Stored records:
+---+

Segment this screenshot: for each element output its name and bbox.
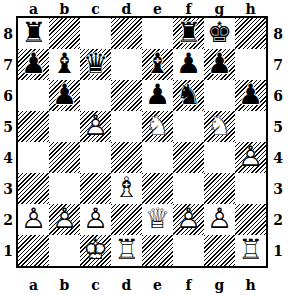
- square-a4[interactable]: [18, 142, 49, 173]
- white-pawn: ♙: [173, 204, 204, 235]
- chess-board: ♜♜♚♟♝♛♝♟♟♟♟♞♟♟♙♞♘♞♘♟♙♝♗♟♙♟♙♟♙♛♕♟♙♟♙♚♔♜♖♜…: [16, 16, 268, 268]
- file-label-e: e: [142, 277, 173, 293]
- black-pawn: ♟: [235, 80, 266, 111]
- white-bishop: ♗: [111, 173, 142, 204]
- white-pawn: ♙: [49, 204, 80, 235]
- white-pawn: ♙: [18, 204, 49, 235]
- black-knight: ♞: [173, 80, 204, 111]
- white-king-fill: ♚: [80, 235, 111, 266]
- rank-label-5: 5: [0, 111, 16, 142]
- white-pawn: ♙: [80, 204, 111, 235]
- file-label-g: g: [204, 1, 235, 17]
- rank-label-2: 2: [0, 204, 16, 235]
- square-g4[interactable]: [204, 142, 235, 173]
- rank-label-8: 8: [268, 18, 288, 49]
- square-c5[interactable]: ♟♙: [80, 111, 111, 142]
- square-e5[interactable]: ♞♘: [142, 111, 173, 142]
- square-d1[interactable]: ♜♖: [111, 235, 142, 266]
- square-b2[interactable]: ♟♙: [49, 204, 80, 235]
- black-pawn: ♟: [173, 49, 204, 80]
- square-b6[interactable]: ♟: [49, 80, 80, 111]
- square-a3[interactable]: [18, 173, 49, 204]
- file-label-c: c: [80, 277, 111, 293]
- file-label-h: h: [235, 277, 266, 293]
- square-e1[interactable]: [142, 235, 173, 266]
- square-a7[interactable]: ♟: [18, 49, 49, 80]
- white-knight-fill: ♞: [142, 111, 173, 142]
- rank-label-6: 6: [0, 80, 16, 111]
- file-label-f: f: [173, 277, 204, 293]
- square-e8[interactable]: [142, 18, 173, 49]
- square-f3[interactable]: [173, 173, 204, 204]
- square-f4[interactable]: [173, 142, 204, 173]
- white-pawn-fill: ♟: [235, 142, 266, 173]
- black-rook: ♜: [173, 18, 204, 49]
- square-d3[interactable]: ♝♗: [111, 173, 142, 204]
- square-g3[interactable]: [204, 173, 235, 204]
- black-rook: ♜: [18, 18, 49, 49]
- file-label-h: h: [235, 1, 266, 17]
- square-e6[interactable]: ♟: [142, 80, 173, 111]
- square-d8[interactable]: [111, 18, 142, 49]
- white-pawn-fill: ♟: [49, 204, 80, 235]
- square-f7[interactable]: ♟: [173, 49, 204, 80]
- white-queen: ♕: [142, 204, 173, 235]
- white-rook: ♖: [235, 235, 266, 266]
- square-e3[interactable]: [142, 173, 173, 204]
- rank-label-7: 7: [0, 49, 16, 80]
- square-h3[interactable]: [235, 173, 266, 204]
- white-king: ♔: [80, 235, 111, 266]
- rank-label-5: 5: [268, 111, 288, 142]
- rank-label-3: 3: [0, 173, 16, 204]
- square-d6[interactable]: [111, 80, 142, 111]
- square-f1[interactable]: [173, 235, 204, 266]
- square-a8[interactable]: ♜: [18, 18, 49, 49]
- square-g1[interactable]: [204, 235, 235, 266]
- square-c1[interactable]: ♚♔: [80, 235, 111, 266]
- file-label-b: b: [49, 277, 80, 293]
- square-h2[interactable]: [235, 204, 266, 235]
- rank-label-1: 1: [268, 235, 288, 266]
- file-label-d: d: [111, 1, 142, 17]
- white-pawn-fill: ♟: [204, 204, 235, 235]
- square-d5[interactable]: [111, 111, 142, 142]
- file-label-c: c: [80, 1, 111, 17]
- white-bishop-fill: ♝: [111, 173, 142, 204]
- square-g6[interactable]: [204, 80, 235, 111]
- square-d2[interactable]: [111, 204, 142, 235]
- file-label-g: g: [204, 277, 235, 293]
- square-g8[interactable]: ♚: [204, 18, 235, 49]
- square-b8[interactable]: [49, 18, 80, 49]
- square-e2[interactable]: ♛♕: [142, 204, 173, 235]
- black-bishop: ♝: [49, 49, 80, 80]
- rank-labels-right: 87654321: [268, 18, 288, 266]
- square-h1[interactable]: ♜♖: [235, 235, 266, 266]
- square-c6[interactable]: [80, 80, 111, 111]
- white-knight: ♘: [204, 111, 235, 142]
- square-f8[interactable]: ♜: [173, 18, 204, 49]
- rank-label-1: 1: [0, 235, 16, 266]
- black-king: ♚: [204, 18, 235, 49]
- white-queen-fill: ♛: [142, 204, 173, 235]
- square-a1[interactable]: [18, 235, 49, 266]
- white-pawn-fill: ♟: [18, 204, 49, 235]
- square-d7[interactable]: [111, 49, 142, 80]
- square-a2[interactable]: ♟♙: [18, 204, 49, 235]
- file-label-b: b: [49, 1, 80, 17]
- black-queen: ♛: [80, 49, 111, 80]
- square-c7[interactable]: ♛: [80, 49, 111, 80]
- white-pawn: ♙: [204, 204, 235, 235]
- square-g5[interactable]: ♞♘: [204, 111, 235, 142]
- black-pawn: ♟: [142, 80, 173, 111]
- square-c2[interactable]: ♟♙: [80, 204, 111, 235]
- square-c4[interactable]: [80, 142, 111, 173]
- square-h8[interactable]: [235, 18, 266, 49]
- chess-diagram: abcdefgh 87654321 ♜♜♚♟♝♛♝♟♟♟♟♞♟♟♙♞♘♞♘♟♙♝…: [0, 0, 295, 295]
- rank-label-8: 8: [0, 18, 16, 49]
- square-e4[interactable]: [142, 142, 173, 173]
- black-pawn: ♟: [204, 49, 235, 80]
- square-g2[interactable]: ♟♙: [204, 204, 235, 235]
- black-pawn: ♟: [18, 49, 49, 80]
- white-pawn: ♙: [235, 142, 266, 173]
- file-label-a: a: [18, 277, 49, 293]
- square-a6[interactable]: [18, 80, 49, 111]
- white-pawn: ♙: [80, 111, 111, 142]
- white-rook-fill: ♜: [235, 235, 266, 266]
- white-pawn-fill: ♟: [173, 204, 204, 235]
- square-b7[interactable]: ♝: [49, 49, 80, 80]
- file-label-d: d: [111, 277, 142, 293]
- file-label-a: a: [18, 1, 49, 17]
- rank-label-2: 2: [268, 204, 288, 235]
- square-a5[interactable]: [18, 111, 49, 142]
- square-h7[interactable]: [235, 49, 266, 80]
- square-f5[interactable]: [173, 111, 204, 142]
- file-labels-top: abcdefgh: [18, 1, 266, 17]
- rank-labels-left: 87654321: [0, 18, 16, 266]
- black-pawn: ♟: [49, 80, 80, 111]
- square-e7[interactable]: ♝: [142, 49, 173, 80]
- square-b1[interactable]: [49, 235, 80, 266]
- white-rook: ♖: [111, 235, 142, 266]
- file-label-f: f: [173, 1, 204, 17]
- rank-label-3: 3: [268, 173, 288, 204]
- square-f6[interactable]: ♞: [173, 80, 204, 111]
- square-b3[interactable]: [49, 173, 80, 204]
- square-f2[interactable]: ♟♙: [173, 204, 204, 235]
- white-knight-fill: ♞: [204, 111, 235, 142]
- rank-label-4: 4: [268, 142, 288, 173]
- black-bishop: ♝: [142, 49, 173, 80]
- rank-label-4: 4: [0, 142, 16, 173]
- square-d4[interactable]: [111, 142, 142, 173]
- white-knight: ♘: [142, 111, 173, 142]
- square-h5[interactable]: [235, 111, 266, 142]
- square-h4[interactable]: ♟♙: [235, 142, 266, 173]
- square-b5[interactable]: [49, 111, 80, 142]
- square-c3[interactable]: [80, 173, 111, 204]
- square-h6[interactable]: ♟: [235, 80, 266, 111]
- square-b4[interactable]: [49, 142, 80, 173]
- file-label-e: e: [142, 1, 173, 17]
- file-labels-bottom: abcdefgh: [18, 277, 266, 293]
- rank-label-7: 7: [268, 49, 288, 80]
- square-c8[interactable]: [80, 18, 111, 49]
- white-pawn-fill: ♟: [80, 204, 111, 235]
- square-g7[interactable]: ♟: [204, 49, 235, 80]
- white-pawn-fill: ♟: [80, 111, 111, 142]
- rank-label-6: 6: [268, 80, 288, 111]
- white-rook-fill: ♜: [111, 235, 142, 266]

+---+

Locate each line in the data above that contains the string "bishop", and copy those lines.

- white-bishop: ♗: [111, 173, 142, 204]
- white-bishop-fill: ♝: [111, 173, 142, 204]
- black-bishop: ♝: [49, 49, 80, 80]
- black-bishop: ♝: [142, 49, 173, 80]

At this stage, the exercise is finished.